▸ **WORK TO BE COMPLETED**
Copy out all of the material, matching it word for word.

▸ **RECORDS SHOWN**
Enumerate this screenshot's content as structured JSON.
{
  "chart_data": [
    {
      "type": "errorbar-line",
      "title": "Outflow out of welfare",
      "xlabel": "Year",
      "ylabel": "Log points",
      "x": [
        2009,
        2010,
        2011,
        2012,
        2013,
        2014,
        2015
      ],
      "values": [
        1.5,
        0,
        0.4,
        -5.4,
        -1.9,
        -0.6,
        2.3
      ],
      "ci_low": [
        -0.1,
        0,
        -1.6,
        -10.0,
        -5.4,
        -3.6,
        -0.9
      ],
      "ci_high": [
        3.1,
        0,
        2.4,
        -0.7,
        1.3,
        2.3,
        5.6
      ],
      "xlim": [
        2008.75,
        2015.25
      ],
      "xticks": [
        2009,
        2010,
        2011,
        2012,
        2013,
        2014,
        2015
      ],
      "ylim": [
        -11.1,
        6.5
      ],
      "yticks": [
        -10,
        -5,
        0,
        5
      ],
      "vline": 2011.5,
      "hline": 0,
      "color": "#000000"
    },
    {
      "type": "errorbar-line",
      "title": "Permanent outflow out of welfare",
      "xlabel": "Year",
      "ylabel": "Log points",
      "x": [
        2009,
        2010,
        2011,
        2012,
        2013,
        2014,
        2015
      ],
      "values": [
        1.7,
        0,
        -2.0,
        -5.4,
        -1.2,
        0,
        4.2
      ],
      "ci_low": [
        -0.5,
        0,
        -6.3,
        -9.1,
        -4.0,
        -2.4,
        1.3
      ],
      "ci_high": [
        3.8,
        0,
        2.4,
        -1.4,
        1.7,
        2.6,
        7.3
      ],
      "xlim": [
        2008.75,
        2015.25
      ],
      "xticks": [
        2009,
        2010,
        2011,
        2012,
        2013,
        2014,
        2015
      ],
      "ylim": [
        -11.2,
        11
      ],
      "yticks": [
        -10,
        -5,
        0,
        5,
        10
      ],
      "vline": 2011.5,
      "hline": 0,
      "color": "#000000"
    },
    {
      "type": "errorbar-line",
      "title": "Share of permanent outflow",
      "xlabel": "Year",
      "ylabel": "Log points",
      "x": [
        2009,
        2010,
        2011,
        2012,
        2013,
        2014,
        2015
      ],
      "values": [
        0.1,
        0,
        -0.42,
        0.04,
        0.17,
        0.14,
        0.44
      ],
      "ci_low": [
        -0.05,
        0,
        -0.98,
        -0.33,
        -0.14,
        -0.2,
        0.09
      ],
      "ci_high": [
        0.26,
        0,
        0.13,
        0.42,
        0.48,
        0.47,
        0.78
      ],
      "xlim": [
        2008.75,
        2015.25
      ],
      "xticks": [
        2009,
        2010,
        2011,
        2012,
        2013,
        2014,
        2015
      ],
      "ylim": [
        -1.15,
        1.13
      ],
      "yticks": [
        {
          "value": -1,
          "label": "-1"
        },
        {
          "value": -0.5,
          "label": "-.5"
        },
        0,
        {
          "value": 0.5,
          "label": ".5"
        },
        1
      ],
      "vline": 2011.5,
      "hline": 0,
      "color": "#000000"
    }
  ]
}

▸ **FINISHED TASK**
Enumerate this screenshot's content as structured JSON.
{
  "chart_data": [
    {
      "type": "errorbar-line",
      "title": "Outflow out of welfare",
      "xlabel": "Year",
      "ylabel": "Log points",
      "x": [
        2009,
        2010,
        2011,
        2012,
        2013,
        2014,
        2015
      ],
      "values": [
        1.5,
        0,
        0.4,
        -5.4,
        -1.9,
        -0.6,
        2.3
      ],
      "ci_low": [
        -0.1,
        0,
        -1.6,
        -10.0,
        -5.4,
        -3.6,
        -0.9
      ],
      "ci_high": [
        3.1,
        0,
        2.4,
        -0.7,
        1.3,
        2.3,
        5.6
      ],
      "xlim": [
        2008.75,
        2015.25
      ],
      "xticks": [
        2009,
        2010,
        2011,
        2012,
        2013,
        2014,
        2015
      ],
      "ylim": [
        -11.1,
        6.5
      ],
      "yticks": [
        -10,
        -5,
        0,
        5
      ],
      "vline": 2011.5,
      "hline": 0,
      "color": "#000000"
    },
    {
      "type": "errorbar-line",
      "title": "Permanent outflow out of welfare",
      "xlabel": "Year",
      "ylabel": "Log points",
      "x": [
        2009,
        2010,
        2011,
        2012,
        2013,
        2014,
        2015
      ],
      "values": [
        1.7,
        0,
        -2.0,
        -5.4,
        -1.2,
        0,
        4.2
      ],
      "ci_low": [
        -0.5,
        0,
        -6.3,
        -9.1,
        -4.0,
        -2.4,
        1.3
      ],
      "ci_high": [
        3.8,
        0,
        2.4,
        -1.4,
        1.7,
        2.6,
        7.3
      ],
      "xlim": [
        2008.75,
        2015.25
      ],
      "xticks": [
        2009,
        2010,
        2011,
        2012,
        2013,
        2014,
        2015
      ],
      "ylim": [
        -11.2,
        11
      ],
      "yticks": [
        -10,
        -5,
        0,
        5,
        10
      ],
      "vline": 2011.5,
      "hline": 0,
      "color": "#000000"
    },
    {
      "type": "errorbar-line",
      "title": "Share of permanent outflow",
      "xlabel": "Year",
      "ylabel": "Log points",
      "x": [
        2009,
        2010,
        2011,
        2012,
        2013,
        2014,
        2015
      ],
      "values": [
        0.1,
        0,
        -0.42,
        0.04,
        0.17,
        0.14,
        0.44
      ],
      "ci_low": [
        -0.05,
        0,
        -0.98,
        -0.33,
        -0.14,
        -0.2,
        0.09
      ],
      "ci_high": [
        0.26,
        0,
        0.13,
        0.42,
        0.48,
        0.47,
        0.78
      ],
      "xlim": [
        2008.75,
        2015.25
      ],
      "xticks": [
        2009,
        2010,
        2011,
        2012,
        2013,
        2014,
        2015
      ],
      "ylim": [
        -1.15,
        1.13
      ],
      "yticks": [
        {
          "value": -1,
          "label": "-1"
        },
        {
          "value": -0.5,
          "label": "-.5"
        },
        0,
        {
          "value": 0.5,
          "label": ".5"
        },
        1
      ],
      "vline": 2011.5,
      "hline": 0,
      "color": "#000000"
    }
  ]
}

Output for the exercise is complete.